TASK DIRECTIONS
Collect all the lines that mention the word "Marketing".
□ □ □ □ □
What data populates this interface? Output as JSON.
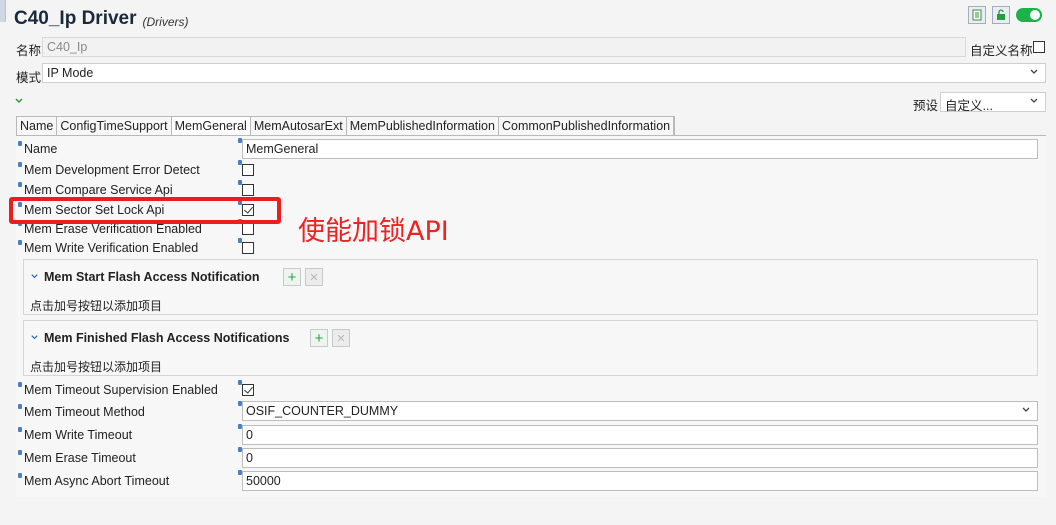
{
  "header": {
    "title": "C40_Ip Driver",
    "subtitle": "(Drivers)"
  },
  "name_row": {
    "label": "名称",
    "value": "C40_Ip",
    "custom_name_label": "自定义名称"
  },
  "mode_row": {
    "label": "模式",
    "value": "IP Mode"
  },
  "preset": {
    "label": "预设",
    "value": "自定义..."
  },
  "tabs": [
    {
      "label": "Name",
      "active": false
    },
    {
      "label": "ConfigTimeSupport",
      "active": false
    },
    {
      "label": "MemGeneral",
      "active": true
    },
    {
      "label": "MemAutosarExt",
      "active": false
    },
    {
      "label": "MemPublishedInformation",
      "active": false
    },
    {
      "label": "CommonPublishedInformation",
      "active": false
    }
  ],
  "params": {
    "name": {
      "label": "Name",
      "value": "MemGeneral"
    },
    "dev_error_detect": {
      "label": "Mem Development Error Detect",
      "checked": false
    },
    "compare_service_api": {
      "label": "Mem Compare Service Api",
      "checked": false
    },
    "sector_set_lock_api": {
      "label": "Mem Sector Set Lock Api",
      "checked": true
    },
    "erase_verification": {
      "label": "Mem Erase Verification Enabled",
      "checked": false
    },
    "write_verification": {
      "label": "Mem Write Verification Enabled",
      "checked": false
    },
    "timeout_supervision": {
      "label": "Mem Timeout Supervision Enabled",
      "checked": true
    },
    "timeout_method": {
      "label": "Mem Timeout Method",
      "value": "OSIF_COUNTER_DUMMY"
    },
    "write_timeout": {
      "label": "Mem Write Timeout",
      "value": "0"
    },
    "erase_timeout": {
      "label": "Mem Erase Timeout",
      "value": "0"
    },
    "async_abort_timeout": {
      "label": "Mem Async Abort Timeout",
      "value": "50000"
    }
  },
  "groups": {
    "start_notification": {
      "title": "Mem Start Flash Access Notification",
      "hint": "点击加号按钮以添加项目",
      "add": "+",
      "remove": "×"
    },
    "finished_notifications": {
      "title": "Mem Finished Flash Access Notifications",
      "hint": "点击加号按钮以添加项目",
      "add": "+",
      "remove": "×"
    }
  },
  "annotation": {
    "text": "使能加锁API",
    "color": "#ee2222"
  },
  "colors": {
    "toggle_on": "#19b34a",
    "param_marker": "#4a7fc1",
    "highlight": "#ee1c1c"
  }
}
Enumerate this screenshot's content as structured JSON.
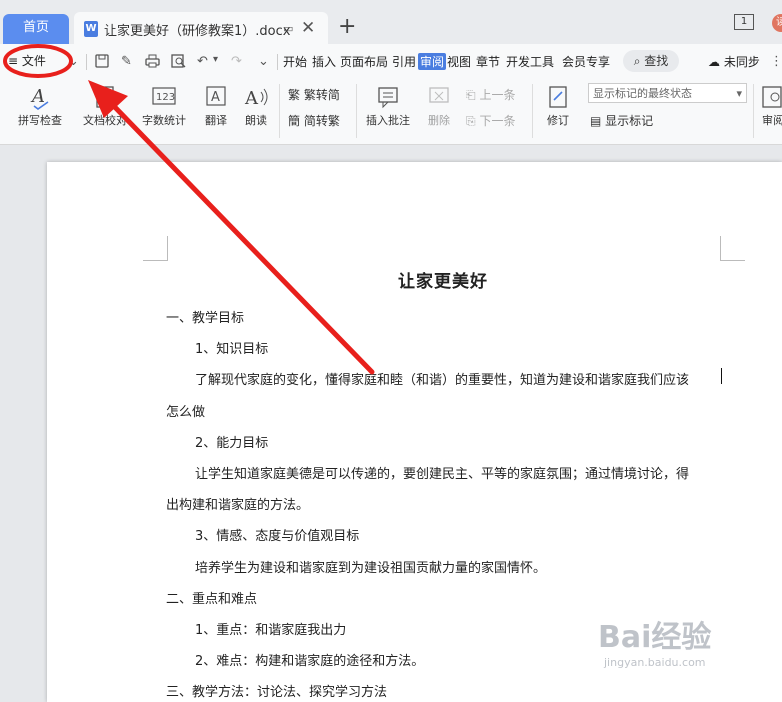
{
  "tabbar": {
    "home_label": "首页",
    "doc_icon_letter": "W",
    "doc_title": "让家更美好（研修教案1）.docx",
    "new_tab": "+",
    "window_count": "1",
    "avatar_letter": "读"
  },
  "menubar": {
    "file_label": "≡ 文件",
    "tabs": [
      "开始",
      "插入",
      "页面布局",
      "引用",
      "审阅",
      "视图",
      "章节",
      "开发工具",
      "会员专享"
    ],
    "search_label": "查找",
    "sync_label": "未同步"
  },
  "ribbon": {
    "spellcheck": "拼写检查",
    "doc_proof": "文档校对",
    "word_count": "字数统计",
    "translate": "翻译",
    "read_aloud": "朗读",
    "trad_to_simp": "繁转简",
    "simp_to_trad": "简转繁",
    "insert_comment": "插入批注",
    "delete": "删除",
    "prev": "上一条",
    "next": "下一条",
    "revise": "修订",
    "markup_state": "显示标记的最终状态",
    "show_markup": "显示标记",
    "review": "审阅"
  },
  "document": {
    "title": "让家更美好",
    "lines": [
      "一、教学目标",
      "1、知识目标",
      "了解现代家庭的变化，懂得家庭和睦（和谐）的重要性，知道为建设和谐家庭我们应该",
      "怎么做",
      "2、能力目标",
      "让学生知道家庭美德是可以传递的，要创建民主、平等的家庭氛围；通过情境讨论，得",
      "出构建和谐家庭的方法。",
      "3、情感、态度与价值观目标",
      "培养学生为建设和谐家庭到为建设祖国贡献力量的家国情怀。",
      "二、重点和难点",
      "1、重点：和谐家庭我出力",
      "2、难点：构建和谐家庭的途径和方法。",
      "三、教学方法：讨论法、探究学习方法"
    ]
  },
  "watermark": {
    "brand": "Bai经验",
    "url": "jingyan.baidu.com"
  },
  "colors": {
    "accent": "#4a7de0",
    "home_tab": "#5b8def",
    "annotation": "#e8201c"
  }
}
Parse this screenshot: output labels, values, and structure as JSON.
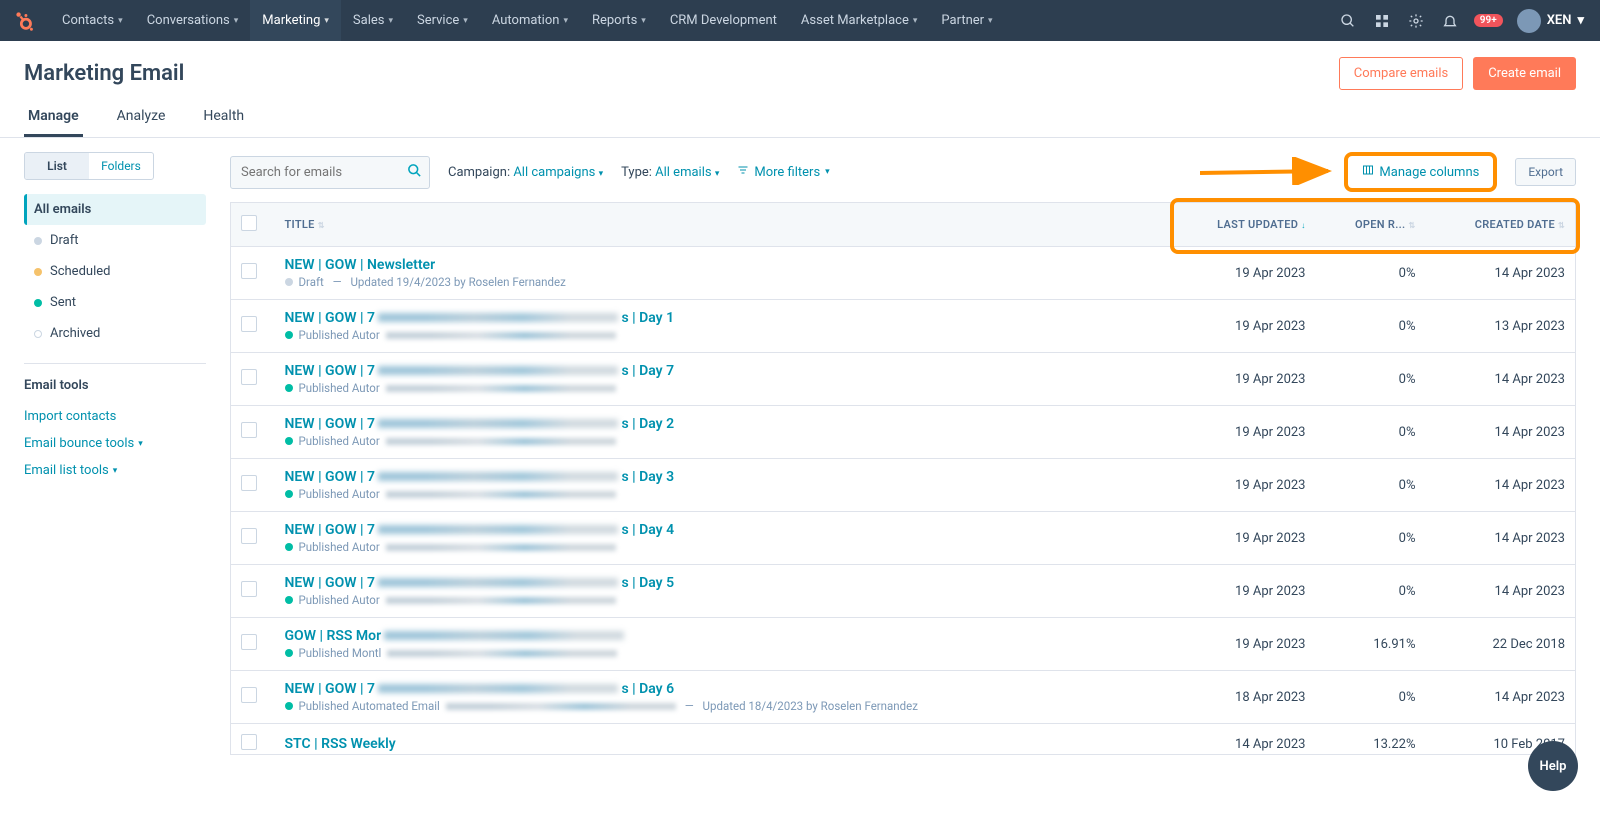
{
  "topnav": {
    "menu": [
      {
        "label": "Contacts",
        "chev": true
      },
      {
        "label": "Conversations",
        "chev": true
      },
      {
        "label": "Marketing",
        "chev": true,
        "active": true
      },
      {
        "label": "Sales",
        "chev": true
      },
      {
        "label": "Service",
        "chev": true
      },
      {
        "label": "Automation",
        "chev": true
      },
      {
        "label": "Reports",
        "chev": true
      },
      {
        "label": "CRM Development",
        "chev": false
      },
      {
        "label": "Asset Marketplace",
        "chev": true
      },
      {
        "label": "Partner",
        "chev": true
      }
    ],
    "notif_badge": "99+",
    "account": "XEN"
  },
  "page": {
    "title": "Marketing Email"
  },
  "header_actions": {
    "compare": "Compare emails",
    "create": "Create email"
  },
  "tabs": [
    "Manage",
    "Analyze",
    "Health"
  ],
  "active_tab": "Manage",
  "left": {
    "toggle": [
      "List",
      "Folders"
    ],
    "toggle_active": "List",
    "filters": [
      {
        "label": "All emails",
        "dot": "",
        "active": true
      },
      {
        "label": "Draft",
        "dot": "gray"
      },
      {
        "label": "Scheduled",
        "dot": "yellow"
      },
      {
        "label": "Sent",
        "dot": "green"
      },
      {
        "label": "Archived",
        "dot": "ring"
      }
    ],
    "tools_title": "Email tools",
    "tools": [
      {
        "label": "Import contacts",
        "chev": false
      },
      {
        "label": "Email bounce tools",
        "chev": true
      },
      {
        "label": "Email list tools",
        "chev": true
      }
    ]
  },
  "toolbar": {
    "search_placeholder": "Search for emails",
    "campaign_label": "Campaign:",
    "campaign_value": "All campaigns",
    "type_label": "Type:",
    "type_value": "All emails",
    "more_filters": "More filters",
    "manage_columns": "Manage columns",
    "export": "Export"
  },
  "columns": {
    "title": "TITLE",
    "last_updated": "LAST UPDATED",
    "open_rate": "OPEN R...",
    "created": "CREATED DATE"
  },
  "rows": [
    {
      "title": "NEW | GOW | Newsletter",
      "title_suffix": "",
      "status": "Draft",
      "status_dot": "gray",
      "sub": "Updated 19/4/2023 by Roselen Fernandez",
      "blur": false,
      "last": "19 Apr 2023",
      "open": "0%",
      "created": "14 Apr 2023"
    },
    {
      "title": "NEW | GOW | 7",
      "title_suffix": "s | Day 1",
      "status": "Published Autor",
      "status_dot": "green",
      "sub": "",
      "blur": true,
      "last": "19 Apr 2023",
      "open": "0%",
      "created": "13 Apr 2023"
    },
    {
      "title": "NEW | GOW | 7",
      "title_suffix": "s | Day 7",
      "status": "Published Autor",
      "status_dot": "green",
      "sub": "",
      "blur": true,
      "last": "19 Apr 2023",
      "open": "0%",
      "created": "14 Apr 2023"
    },
    {
      "title": "NEW | GOW | 7",
      "title_suffix": "s | Day 2",
      "status": "Published Autor",
      "status_dot": "green",
      "sub": "",
      "blur": true,
      "last": "19 Apr 2023",
      "open": "0%",
      "created": "14 Apr 2023"
    },
    {
      "title": "NEW | GOW | 7",
      "title_suffix": "s | Day 3",
      "status": "Published Autor",
      "status_dot": "green",
      "sub": "",
      "blur": true,
      "last": "19 Apr 2023",
      "open": "0%",
      "created": "14 Apr 2023"
    },
    {
      "title": "NEW | GOW | 7",
      "title_suffix": "s | Day 4",
      "status": "Published Autor",
      "status_dot": "green",
      "sub": "",
      "blur": true,
      "last": "19 Apr 2023",
      "open": "0%",
      "created": "14 Apr 2023"
    },
    {
      "title": "NEW | GOW | 7",
      "title_suffix": "s | Day 5",
      "status": "Published Autor",
      "status_dot": "green",
      "sub": "",
      "blur": true,
      "last": "19 Apr 2023",
      "open": "0%",
      "created": "14 Apr 2023"
    },
    {
      "title": "GOW | RSS Mor",
      "title_suffix": "",
      "status": "Published Montl",
      "status_dot": "green",
      "sub": "",
      "blur": true,
      "last": "19 Apr 2023",
      "open": "16.91%",
      "created": "22 Dec 2018"
    },
    {
      "title": "NEW | GOW | 7",
      "title_suffix": "s | Day 6",
      "status": "Published Automated Email",
      "status_dot": "green",
      "sub": "Updated 18/4/2023 by Roselen Fernandez",
      "blur": true,
      "last": "18 Apr 2023",
      "open": "0%",
      "created": "14 Apr 2023"
    },
    {
      "title": "STC | RSS Weekly",
      "title_suffix": "",
      "status": "",
      "status_dot": "",
      "sub": "",
      "blur": false,
      "last": "14 Apr 2023",
      "open": "13.22%",
      "created": "10 Feb 2017"
    }
  ],
  "help": "Help"
}
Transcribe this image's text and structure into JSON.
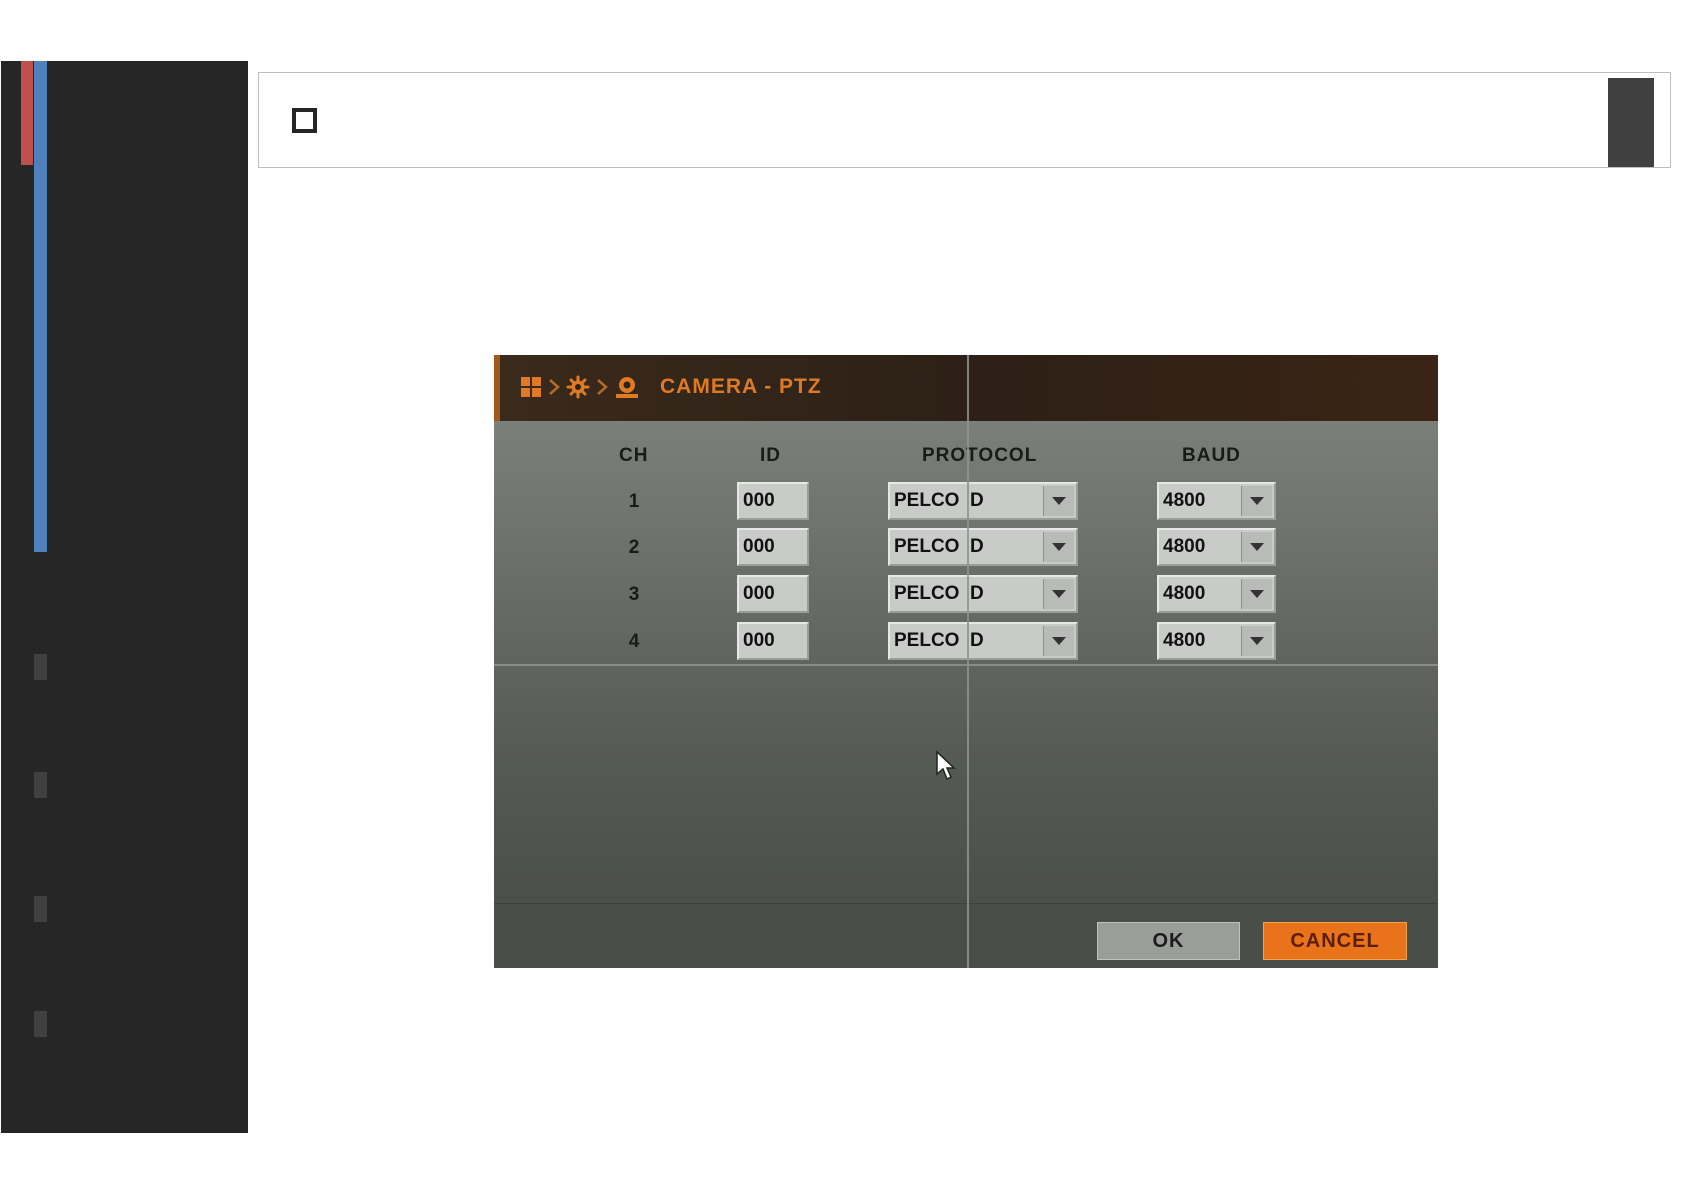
{
  "dialog": {
    "title": "CAMERA - PTZ",
    "breadcrumb_icons": [
      "grid-icon",
      "chevron-right-icon",
      "gear-icon",
      "chevron-right-icon",
      "camera-icon"
    ],
    "columns": {
      "ch": "CH",
      "id": "ID",
      "protocol": "PROTOCOL",
      "baud": "BAUD"
    },
    "rows": [
      {
        "ch": "1",
        "id": "000",
        "protocol": "PELCO  D",
        "baud": "4800"
      },
      {
        "ch": "2",
        "id": "000",
        "protocol": "PELCO  D",
        "baud": "4800"
      },
      {
        "ch": "3",
        "id": "000",
        "protocol": "PELCO  D",
        "baud": "4800"
      },
      {
        "ch": "4",
        "id": "000",
        "protocol": "PELCO  D",
        "baud": "4800"
      }
    ],
    "ok_label": "OK",
    "cancel_label": "CANCEL"
  },
  "colors": {
    "accent": "#e07a25",
    "cancel_button": "#e8731a",
    "sidebar": "#262626",
    "sidebar_red": "#c0504d",
    "sidebar_blue": "#4f81bd"
  }
}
□ □ □ □ □
THE OUTPUT
        "label": "Marketing",
    "title": "Marketing Email"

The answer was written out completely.